Start

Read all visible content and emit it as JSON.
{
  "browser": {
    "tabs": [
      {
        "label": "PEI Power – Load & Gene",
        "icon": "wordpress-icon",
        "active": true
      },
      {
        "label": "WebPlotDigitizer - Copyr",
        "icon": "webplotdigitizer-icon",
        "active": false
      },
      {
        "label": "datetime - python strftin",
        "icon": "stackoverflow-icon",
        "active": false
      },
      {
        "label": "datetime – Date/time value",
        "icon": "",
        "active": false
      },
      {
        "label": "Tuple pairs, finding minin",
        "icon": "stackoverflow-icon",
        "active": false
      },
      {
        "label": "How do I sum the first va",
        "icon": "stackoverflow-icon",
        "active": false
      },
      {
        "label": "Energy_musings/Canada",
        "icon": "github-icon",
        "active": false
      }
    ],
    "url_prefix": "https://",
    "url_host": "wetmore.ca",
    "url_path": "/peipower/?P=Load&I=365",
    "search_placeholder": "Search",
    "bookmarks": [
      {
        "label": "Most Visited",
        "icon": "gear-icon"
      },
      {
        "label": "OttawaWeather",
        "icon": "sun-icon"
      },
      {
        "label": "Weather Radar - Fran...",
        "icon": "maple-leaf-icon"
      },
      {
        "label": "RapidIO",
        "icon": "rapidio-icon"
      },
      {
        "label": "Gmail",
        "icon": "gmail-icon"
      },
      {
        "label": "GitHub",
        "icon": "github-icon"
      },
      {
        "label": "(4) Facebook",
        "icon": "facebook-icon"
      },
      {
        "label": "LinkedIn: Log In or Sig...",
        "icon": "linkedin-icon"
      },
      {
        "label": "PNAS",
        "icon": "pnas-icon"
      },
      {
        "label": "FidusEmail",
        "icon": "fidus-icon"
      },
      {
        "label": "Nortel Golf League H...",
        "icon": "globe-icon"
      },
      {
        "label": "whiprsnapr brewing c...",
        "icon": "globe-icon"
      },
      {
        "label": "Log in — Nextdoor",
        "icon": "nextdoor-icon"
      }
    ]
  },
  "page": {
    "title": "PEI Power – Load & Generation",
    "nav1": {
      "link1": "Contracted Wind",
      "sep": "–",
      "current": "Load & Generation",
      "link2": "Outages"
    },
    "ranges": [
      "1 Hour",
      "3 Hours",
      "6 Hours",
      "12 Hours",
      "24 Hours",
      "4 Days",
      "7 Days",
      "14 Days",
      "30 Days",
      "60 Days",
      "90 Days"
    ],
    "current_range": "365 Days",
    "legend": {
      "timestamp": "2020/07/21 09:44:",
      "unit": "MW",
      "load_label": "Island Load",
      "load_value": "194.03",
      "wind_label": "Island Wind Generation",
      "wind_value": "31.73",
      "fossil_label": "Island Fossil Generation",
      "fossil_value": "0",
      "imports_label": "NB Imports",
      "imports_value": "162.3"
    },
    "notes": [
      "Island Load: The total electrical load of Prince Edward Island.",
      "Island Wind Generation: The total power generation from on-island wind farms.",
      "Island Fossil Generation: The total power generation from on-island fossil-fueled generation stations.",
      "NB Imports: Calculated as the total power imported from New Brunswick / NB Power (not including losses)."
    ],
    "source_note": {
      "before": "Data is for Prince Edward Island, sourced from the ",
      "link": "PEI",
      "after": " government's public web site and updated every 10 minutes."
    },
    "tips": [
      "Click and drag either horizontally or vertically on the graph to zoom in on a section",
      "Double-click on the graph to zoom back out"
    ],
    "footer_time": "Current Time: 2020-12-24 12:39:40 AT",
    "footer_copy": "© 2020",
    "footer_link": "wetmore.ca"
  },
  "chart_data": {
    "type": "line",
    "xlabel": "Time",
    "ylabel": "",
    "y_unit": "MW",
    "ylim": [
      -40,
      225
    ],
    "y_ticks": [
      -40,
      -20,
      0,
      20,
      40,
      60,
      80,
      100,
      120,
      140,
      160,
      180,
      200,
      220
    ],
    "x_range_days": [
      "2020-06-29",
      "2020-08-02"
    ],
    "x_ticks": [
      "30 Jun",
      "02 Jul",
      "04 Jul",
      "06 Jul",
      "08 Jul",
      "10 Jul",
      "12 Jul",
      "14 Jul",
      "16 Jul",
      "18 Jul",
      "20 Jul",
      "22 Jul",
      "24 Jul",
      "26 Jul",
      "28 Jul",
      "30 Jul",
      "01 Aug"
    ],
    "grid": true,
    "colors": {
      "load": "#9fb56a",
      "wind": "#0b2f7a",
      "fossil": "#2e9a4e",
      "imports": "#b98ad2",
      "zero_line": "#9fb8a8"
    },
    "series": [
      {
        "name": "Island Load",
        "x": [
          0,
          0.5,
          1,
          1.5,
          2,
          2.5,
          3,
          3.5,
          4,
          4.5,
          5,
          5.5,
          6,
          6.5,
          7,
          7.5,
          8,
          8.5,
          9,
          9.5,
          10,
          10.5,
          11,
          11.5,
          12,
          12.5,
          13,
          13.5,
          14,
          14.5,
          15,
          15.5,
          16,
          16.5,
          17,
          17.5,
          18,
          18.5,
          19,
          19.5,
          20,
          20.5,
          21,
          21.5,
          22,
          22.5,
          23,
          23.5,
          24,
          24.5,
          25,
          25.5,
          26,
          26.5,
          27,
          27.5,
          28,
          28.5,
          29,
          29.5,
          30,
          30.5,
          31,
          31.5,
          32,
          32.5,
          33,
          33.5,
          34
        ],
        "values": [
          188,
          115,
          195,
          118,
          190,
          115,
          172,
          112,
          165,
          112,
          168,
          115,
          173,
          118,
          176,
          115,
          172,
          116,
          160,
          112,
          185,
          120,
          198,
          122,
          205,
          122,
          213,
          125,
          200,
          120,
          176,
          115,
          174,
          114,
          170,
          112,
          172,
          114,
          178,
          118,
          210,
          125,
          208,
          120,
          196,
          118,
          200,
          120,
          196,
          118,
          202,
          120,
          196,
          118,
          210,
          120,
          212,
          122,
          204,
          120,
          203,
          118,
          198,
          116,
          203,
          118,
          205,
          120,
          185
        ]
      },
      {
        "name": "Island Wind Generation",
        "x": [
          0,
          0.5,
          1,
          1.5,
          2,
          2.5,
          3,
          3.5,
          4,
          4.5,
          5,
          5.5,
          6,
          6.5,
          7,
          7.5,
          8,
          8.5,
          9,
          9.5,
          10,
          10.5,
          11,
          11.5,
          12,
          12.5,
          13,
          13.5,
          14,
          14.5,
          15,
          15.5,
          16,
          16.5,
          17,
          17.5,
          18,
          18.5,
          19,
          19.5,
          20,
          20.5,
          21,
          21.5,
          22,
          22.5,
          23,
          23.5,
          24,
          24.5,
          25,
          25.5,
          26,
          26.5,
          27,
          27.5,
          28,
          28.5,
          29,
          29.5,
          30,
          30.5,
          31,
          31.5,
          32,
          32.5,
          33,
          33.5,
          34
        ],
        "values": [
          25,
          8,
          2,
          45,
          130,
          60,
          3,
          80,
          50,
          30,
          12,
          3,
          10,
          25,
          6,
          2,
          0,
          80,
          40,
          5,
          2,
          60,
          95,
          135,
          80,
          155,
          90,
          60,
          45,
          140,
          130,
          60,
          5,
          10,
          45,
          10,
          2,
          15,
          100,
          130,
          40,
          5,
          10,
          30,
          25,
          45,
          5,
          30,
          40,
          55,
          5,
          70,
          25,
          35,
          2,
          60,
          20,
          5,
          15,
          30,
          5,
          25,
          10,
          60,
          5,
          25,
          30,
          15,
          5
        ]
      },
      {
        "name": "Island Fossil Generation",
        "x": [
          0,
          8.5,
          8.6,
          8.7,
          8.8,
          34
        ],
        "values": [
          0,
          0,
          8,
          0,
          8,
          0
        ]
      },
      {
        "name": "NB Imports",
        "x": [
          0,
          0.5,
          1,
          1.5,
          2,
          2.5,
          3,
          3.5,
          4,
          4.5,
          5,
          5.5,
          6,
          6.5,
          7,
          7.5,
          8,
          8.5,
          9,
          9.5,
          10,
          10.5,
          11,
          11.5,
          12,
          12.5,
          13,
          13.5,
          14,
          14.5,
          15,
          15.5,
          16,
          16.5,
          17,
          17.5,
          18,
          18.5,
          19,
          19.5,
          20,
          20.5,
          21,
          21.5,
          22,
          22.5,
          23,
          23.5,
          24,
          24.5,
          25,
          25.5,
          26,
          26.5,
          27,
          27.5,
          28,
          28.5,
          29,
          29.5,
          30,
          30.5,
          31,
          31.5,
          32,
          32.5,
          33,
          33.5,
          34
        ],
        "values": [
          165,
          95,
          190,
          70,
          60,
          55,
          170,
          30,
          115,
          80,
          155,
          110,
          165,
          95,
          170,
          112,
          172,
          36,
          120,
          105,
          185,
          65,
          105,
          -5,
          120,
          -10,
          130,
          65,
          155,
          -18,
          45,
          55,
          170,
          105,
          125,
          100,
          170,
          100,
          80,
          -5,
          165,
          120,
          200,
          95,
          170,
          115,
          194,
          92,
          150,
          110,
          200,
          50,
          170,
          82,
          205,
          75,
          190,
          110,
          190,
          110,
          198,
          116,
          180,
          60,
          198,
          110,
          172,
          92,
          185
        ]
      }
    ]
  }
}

End

Tell how many lines include "datetime". The number is the whole answer.

2